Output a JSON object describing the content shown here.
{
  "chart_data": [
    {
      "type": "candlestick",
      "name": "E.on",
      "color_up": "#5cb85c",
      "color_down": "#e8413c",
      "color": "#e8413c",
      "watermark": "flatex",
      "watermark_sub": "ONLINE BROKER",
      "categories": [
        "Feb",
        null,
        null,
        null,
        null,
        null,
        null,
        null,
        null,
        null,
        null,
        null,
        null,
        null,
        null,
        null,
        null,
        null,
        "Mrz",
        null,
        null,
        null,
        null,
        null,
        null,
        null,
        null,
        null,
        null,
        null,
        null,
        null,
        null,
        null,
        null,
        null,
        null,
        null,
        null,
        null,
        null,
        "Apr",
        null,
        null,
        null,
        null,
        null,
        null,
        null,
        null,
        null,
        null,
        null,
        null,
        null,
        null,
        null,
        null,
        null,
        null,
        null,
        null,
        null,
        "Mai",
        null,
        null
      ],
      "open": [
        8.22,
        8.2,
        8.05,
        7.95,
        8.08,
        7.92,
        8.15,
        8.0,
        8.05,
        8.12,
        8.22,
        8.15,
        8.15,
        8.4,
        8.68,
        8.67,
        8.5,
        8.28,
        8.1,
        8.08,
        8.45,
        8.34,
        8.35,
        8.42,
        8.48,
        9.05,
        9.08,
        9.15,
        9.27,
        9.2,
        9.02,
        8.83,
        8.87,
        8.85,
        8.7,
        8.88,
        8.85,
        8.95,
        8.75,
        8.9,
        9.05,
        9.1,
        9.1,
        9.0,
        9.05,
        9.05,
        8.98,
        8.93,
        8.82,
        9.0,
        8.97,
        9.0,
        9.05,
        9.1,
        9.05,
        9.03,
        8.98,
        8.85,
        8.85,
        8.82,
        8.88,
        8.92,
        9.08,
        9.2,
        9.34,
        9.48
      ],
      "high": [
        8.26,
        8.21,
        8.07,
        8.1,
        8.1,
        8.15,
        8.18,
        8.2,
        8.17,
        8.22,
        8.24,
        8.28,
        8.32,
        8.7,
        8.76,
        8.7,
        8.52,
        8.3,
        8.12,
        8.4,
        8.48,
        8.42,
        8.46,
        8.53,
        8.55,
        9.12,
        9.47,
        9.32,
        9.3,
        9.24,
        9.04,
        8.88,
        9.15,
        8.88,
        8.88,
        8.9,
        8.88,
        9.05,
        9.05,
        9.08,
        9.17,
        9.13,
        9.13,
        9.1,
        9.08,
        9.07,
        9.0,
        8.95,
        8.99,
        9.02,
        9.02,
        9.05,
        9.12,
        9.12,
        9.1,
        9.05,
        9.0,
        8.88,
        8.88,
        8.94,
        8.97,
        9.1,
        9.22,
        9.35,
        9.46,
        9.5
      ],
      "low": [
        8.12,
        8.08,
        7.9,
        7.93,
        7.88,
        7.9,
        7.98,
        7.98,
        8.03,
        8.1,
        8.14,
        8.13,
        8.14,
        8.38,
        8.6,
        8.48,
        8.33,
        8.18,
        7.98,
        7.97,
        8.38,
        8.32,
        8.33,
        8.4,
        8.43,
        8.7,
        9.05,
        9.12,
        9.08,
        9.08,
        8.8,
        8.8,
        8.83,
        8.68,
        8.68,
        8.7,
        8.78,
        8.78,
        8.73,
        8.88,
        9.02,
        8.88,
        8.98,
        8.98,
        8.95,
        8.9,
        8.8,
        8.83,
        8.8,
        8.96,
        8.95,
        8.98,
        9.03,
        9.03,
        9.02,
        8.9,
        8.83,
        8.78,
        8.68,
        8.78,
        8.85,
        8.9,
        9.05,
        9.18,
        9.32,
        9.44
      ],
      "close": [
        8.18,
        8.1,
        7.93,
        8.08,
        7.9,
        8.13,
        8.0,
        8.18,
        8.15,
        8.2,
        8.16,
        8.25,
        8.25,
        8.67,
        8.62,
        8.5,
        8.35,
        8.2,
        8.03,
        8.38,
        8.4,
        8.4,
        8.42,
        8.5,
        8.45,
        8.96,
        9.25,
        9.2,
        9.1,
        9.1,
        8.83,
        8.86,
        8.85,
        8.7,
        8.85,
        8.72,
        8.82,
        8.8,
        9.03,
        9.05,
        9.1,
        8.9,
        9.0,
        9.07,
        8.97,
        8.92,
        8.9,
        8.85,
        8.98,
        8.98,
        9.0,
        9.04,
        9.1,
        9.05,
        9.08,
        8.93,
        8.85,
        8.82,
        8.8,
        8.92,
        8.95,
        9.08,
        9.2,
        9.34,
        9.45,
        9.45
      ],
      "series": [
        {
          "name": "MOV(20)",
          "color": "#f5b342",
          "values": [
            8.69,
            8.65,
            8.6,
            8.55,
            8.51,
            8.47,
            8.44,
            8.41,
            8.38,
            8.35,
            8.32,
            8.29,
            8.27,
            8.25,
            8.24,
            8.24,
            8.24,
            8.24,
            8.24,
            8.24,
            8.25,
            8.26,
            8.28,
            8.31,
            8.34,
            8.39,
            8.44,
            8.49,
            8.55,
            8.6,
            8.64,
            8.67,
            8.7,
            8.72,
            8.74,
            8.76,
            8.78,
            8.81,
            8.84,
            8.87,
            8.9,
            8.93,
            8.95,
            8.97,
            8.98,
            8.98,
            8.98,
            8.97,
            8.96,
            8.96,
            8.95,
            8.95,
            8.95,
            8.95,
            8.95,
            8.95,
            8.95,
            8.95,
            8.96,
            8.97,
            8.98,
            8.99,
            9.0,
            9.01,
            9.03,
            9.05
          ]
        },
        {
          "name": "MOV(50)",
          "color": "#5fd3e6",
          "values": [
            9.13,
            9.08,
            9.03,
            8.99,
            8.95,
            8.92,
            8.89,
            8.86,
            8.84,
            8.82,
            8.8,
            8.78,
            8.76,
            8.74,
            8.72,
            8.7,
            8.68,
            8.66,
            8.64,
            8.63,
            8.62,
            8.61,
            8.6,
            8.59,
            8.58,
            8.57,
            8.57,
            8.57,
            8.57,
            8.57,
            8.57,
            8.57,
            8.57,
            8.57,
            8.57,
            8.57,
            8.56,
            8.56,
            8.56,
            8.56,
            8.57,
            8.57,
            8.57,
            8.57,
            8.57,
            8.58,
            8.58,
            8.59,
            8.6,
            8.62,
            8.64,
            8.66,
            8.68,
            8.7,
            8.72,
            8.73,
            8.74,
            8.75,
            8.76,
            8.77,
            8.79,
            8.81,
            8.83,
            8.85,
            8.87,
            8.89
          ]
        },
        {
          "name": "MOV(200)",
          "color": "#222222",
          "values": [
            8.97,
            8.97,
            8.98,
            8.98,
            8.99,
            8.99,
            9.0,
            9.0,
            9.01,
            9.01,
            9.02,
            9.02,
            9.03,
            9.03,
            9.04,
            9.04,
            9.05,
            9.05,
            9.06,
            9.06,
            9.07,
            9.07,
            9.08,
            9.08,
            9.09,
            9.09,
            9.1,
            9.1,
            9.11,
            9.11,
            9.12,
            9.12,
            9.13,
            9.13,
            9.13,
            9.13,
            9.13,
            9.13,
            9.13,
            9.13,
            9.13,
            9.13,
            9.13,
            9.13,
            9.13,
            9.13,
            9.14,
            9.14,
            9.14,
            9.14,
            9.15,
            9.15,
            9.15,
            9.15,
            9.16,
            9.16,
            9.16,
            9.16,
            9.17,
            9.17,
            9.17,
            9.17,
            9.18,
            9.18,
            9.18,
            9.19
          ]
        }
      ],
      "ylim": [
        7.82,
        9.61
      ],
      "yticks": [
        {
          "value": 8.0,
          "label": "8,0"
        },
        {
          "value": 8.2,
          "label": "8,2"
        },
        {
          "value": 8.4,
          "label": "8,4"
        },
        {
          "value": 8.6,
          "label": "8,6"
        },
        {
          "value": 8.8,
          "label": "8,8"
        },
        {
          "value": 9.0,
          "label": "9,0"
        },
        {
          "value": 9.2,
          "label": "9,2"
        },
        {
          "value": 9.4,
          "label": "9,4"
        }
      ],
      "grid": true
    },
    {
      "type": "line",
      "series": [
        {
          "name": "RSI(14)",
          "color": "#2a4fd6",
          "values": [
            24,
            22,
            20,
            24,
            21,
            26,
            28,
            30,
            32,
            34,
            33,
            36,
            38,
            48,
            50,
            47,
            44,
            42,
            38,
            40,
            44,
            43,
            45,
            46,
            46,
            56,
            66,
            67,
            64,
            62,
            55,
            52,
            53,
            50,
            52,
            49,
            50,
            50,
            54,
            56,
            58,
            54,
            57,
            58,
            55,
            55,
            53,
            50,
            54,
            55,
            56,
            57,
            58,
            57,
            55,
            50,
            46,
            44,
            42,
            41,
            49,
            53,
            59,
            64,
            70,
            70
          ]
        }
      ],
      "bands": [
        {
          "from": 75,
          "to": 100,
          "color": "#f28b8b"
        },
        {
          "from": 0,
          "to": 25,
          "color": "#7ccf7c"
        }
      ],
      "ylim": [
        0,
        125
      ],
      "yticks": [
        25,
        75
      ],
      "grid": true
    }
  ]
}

* * * * * * * * *

Report every line in the data above in which the word "label" appears.

> Completed exercise:
          "label": "8,0"
          "label": "8,2"
          "label": "8,4"
          "label": "8,6"
          "label": "8,8"
          "label": "9,0"
          "label": "9,2"
          "label": "9,4"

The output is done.